## OBJECTIVE
Print again, with no changes, the item lines that begin at the line containing "terminal-fixed-camera[interactable]: 固定监控 [698, 836, 830, 968]" and stop after the line containing "briefcase-icon [26, 178, 52, 205]".

Data entries:
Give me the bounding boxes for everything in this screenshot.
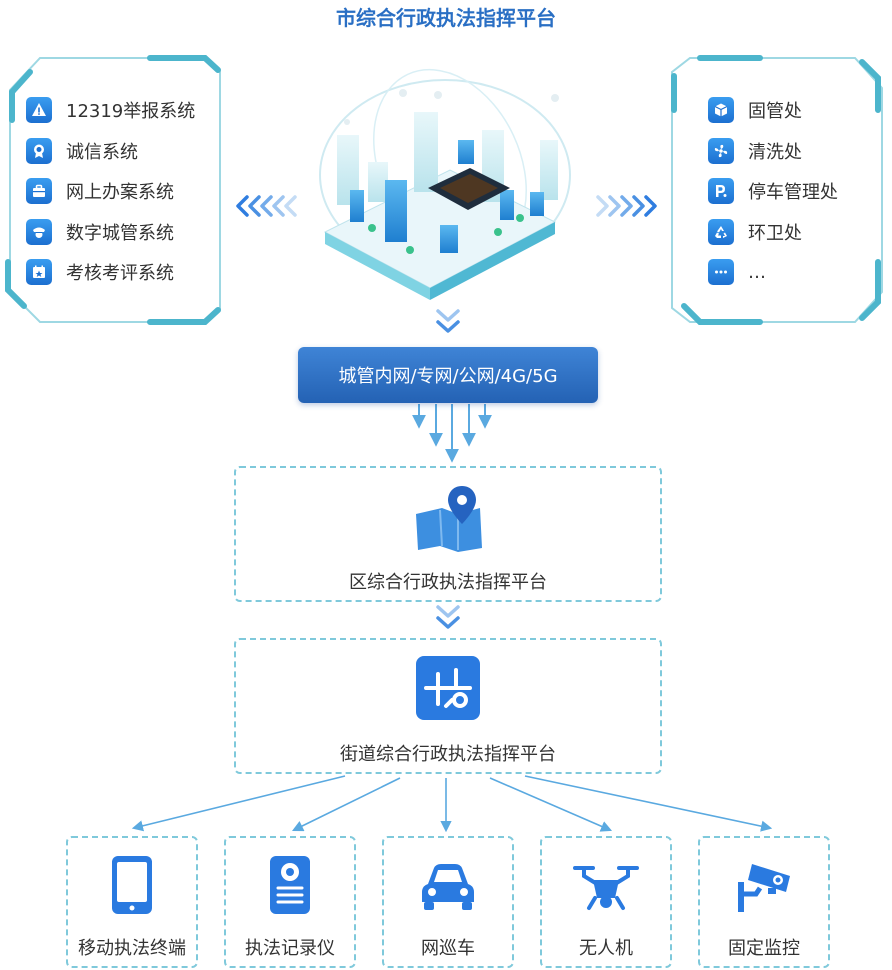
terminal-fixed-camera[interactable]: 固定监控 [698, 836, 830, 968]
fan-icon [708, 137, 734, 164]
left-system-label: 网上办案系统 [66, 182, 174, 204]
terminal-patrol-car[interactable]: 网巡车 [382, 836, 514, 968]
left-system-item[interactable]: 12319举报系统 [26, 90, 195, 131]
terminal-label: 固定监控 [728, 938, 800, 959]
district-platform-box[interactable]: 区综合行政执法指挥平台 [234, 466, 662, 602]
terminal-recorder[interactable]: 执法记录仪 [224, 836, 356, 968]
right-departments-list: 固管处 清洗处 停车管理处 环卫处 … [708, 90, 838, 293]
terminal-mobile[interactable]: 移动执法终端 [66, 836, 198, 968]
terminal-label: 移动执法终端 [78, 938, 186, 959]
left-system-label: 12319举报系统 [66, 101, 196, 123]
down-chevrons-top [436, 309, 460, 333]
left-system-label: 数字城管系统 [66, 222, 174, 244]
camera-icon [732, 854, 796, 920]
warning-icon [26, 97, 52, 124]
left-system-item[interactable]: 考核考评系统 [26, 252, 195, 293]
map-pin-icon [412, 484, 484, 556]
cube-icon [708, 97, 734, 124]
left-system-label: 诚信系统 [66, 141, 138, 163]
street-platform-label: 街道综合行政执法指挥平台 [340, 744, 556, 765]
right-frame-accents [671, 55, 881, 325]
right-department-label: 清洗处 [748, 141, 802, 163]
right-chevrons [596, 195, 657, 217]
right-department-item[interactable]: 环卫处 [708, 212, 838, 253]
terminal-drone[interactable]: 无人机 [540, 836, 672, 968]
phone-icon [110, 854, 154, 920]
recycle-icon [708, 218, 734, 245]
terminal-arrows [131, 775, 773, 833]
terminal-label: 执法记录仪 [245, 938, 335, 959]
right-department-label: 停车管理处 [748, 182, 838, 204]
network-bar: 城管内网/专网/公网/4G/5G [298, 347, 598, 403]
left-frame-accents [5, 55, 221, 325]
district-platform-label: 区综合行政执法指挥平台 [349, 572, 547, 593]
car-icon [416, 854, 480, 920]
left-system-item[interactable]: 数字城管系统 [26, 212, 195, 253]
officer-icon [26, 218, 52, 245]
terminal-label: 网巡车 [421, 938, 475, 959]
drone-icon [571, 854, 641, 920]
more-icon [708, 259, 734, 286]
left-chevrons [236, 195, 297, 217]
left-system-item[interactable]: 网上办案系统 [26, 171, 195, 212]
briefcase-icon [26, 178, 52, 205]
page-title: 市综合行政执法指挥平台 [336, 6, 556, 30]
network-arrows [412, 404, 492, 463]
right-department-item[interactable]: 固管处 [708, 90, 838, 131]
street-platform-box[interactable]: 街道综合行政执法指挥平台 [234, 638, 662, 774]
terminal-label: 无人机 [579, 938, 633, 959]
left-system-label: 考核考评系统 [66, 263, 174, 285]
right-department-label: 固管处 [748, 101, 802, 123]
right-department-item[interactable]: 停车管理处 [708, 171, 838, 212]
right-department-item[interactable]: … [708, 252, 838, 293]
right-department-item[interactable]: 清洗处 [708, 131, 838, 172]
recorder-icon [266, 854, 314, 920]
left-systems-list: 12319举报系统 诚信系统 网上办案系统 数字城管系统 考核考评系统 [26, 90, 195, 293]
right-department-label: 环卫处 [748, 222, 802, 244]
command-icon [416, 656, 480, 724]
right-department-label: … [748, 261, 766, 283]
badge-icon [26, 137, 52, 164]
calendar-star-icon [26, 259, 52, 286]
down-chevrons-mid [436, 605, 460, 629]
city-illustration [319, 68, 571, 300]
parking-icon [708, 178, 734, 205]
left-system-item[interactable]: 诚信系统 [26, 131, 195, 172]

==

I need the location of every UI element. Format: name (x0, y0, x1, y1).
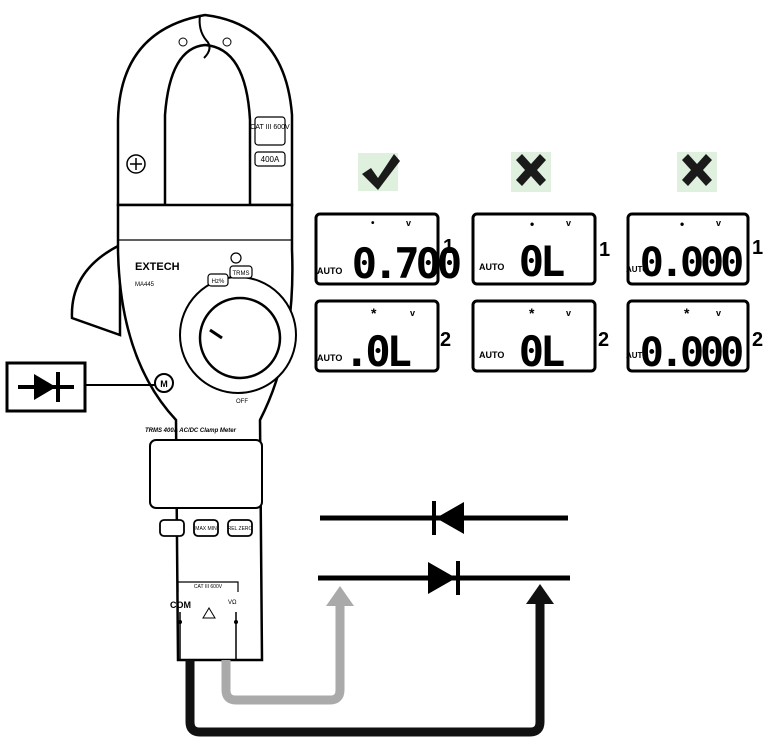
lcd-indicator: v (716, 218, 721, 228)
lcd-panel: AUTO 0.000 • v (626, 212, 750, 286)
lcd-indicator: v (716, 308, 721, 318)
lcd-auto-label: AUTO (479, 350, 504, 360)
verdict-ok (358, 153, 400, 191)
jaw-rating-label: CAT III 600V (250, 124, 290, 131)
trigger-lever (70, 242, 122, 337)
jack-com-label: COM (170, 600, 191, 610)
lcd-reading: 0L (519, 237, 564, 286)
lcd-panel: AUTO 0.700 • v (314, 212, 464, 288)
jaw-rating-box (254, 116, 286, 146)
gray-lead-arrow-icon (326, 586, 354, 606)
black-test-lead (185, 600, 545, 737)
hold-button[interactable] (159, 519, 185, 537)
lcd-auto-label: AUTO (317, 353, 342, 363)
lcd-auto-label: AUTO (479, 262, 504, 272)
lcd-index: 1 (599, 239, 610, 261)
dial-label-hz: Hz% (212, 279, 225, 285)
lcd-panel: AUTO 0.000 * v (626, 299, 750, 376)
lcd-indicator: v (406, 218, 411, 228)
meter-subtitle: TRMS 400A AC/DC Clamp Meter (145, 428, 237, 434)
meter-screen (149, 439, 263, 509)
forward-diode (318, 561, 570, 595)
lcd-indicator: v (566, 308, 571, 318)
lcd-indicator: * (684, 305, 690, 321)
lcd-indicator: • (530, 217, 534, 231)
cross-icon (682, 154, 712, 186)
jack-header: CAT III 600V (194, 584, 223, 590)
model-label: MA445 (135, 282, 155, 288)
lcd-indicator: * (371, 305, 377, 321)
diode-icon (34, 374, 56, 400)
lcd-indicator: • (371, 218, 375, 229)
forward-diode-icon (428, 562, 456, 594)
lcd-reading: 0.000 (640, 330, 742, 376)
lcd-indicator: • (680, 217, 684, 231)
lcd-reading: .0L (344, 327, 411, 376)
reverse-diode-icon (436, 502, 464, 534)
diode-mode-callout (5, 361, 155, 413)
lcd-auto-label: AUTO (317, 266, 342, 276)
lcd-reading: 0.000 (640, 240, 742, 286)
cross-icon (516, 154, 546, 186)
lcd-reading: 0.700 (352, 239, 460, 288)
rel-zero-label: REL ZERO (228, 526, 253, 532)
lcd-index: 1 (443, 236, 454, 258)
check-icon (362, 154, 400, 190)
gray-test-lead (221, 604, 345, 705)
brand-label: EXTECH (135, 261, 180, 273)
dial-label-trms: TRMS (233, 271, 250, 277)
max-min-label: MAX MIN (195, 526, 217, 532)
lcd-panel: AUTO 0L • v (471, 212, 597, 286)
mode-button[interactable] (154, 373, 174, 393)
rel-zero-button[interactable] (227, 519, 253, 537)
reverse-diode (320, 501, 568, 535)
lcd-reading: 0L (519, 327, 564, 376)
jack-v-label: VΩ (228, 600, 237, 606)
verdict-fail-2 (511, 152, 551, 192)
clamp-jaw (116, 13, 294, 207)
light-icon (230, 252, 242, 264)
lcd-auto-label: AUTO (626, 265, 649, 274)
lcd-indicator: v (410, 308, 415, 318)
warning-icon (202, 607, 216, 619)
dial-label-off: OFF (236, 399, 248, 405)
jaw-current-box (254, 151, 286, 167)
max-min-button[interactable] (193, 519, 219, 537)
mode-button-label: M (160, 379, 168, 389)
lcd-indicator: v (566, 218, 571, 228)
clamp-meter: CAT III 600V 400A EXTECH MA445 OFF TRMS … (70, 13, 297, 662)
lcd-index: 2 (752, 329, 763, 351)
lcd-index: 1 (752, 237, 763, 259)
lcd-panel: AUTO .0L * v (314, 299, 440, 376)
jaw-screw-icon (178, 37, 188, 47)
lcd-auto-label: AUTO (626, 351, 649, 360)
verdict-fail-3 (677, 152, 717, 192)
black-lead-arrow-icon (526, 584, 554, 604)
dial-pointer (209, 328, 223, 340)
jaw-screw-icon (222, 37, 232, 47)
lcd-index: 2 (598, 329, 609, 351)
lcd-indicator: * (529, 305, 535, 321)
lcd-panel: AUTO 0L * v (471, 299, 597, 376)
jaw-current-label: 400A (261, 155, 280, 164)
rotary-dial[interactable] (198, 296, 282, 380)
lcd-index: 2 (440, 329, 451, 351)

## WRITTEN ANSWER
terminal-fixed-camera[interactable]: 固定监控 [698, 836, 830, 968]
fan-icon [708, 137, 734, 164]
left-system-label: 网上办案系统 [66, 182, 174, 204]
terminal-patrol-car[interactable]: 网巡车 [382, 836, 514, 968]
left-system-item[interactable]: 12319举报系统 [26, 90, 195, 131]
terminal-label: 固定监控 [728, 938, 800, 959]
district-platform-box[interactable]: 区综合行政执法指挥平台 [234, 466, 662, 602]
terminal-recorder[interactable]: 执法记录仪 [224, 836, 356, 968]
right-departments-list: 固管处 清洗处 停车管理处 环卫处 … [708, 90, 838, 293]
terminal-mobile[interactable]: 移动执法终端 [66, 836, 198, 968]
terminal-label: 移动执法终端 [78, 938, 186, 959]
left-system-label: 12319举报系统 [66, 101, 196, 123]
down-chevrons-top [436, 309, 460, 333]
left-system-label: 数字城管系统 [66, 222, 174, 244]
camera-icon [732, 854, 796, 920]
warning-icon [26, 97, 52, 124]
left-system-item[interactable]: 考核考评系统 [26, 252, 195, 293]
map-pin-icon [412, 484, 484, 556]
cube-icon [708, 97, 734, 124]
left-system-label: 诚信系统 [66, 141, 138, 163]
street-platform-label: 街道综合行政执法指挥平台 [340, 744, 556, 765]
right-frame-accents [671, 55, 881, 325]
right-department-label: 清洗处 [748, 141, 802, 163]
right-chevrons [596, 195, 657, 217]
right-department-item[interactable]: 环卫处 [708, 212, 838, 253]
terminal-drone[interactable]: 无人机 [540, 836, 672, 968]
phone-icon [110, 854, 154, 920]
recycle-icon [708, 218, 734, 245]
terminal-arrows [131, 775, 773, 833]
terminal-label: 执法记录仪 [245, 938, 335, 959]
right-department-label: 停车管理处 [748, 182, 838, 204]
network-bar: 城管内网/专网/公网/4G/5G [298, 347, 598, 403]
left-frame-accents [5, 55, 221, 325]
district-platform-label: 区综合行政执法指挥平台 [349, 572, 547, 593]
car-icon [416, 854, 480, 920]
left-system-item[interactable]: 数字城管系统 [26, 212, 195, 253]
officer-icon [26, 218, 52, 245]
terminal-label: 网巡车 [421, 938, 475, 959]
drone-icon [571, 854, 641, 920]
more-icon [708, 259, 734, 286]
left-chevrons [236, 195, 297, 217]
left-system-item[interactable]: 网上办案系统 [26, 171, 195, 212]
briefcase-icon [26, 178, 52, 205]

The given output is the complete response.